● GIVEN INSTRUCTION
Reproduce all of the material word for word.

** start of SUPPLIED MATERIAL **

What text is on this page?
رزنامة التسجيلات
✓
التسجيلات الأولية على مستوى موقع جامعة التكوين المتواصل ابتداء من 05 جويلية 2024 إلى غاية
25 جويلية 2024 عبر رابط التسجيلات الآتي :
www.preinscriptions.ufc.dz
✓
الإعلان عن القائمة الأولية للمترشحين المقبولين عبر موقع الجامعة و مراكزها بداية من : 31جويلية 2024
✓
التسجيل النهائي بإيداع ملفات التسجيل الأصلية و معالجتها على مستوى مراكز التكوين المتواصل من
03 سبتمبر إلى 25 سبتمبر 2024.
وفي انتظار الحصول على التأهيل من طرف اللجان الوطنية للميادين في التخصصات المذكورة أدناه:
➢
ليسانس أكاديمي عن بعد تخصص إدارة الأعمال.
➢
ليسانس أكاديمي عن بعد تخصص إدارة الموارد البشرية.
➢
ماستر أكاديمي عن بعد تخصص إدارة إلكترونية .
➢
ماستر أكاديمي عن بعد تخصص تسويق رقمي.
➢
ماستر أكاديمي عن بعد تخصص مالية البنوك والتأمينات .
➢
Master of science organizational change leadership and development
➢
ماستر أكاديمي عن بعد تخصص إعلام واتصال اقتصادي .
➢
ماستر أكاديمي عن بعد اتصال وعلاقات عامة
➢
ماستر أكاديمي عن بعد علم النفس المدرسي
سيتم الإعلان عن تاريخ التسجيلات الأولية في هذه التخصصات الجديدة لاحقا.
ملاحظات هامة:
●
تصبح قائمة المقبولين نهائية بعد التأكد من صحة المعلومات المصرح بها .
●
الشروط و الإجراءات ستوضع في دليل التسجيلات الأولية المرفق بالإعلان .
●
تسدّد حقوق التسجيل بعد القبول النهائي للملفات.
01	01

** end of SUPPLIED MATERIAL **

● EXPECTED ANSWER
What text is on this page?
رزنامة التسجيلات
✓
التسجيلات الأولية على مستوى موقع جامعة التكوين المتواصل ابتداء من 05 جويلية 2024 إلى غاية
25 جويلية 2024 عبر رابط التسجيلات الآتي :
www.preinscriptions.ufc.dz
✓
الإعلان عن القائمة الأولية للمترشحين المقبولين عبر موقع الجامعة و مراكزها بداية من : 31جويلية 2024
✓
التسجيل النهائي بإيداع ملفات التسجيل الأصلية و معالجتها على مستوى مراكز التكوين المتواصل من
03 سبتمبر إلى 25 سبتمبر 2024.
وفي انتظار الحصول على التأهيل من طرف اللجان الوطنية للميادين في التخصصات المذكورة أدناه:
➢
ليسانس أكاديمي عن بعد تخصص إدارة الأعمال.
➢
ليسانس أكاديمي عن بعد تخصص إدارة الموارد البشرية.
➢
ماستر أكاديمي عن بعد تخصص إدارة إلكترونية .
➢
ماستر أكاديمي عن بعد تخصص تسويق رقمي.
➢
ماستر أكاديمي عن بعد تخصص مالية البنوك والتأمينات .
➢
Master of science organizational change leadership and development
➢
ماستر أكاديمي عن بعد تخصص إعلام واتصال اقتصادي .
➢
ماستر أكاديمي عن بعد اتصال وعلاقات عامة
➢
ماستر أكاديمي عن بعد علم النفس المدرسي
سيتم الإعلان عن تاريخ التسجيلات الأولية في هذه التخصصات الجديدة لاحقا.
ملاحظات هامة:
●
تصبح قائمة المقبولين نهائية بعد التأكد من صحة المعلومات المصرح بها .
●
الشروط و الإجراءات ستوضع في دليل التسجيلات الأولية المرفق بالإعلان .
●
تسدّد حقوق التسجيل بعد القبول النهائي للملفات.
01	01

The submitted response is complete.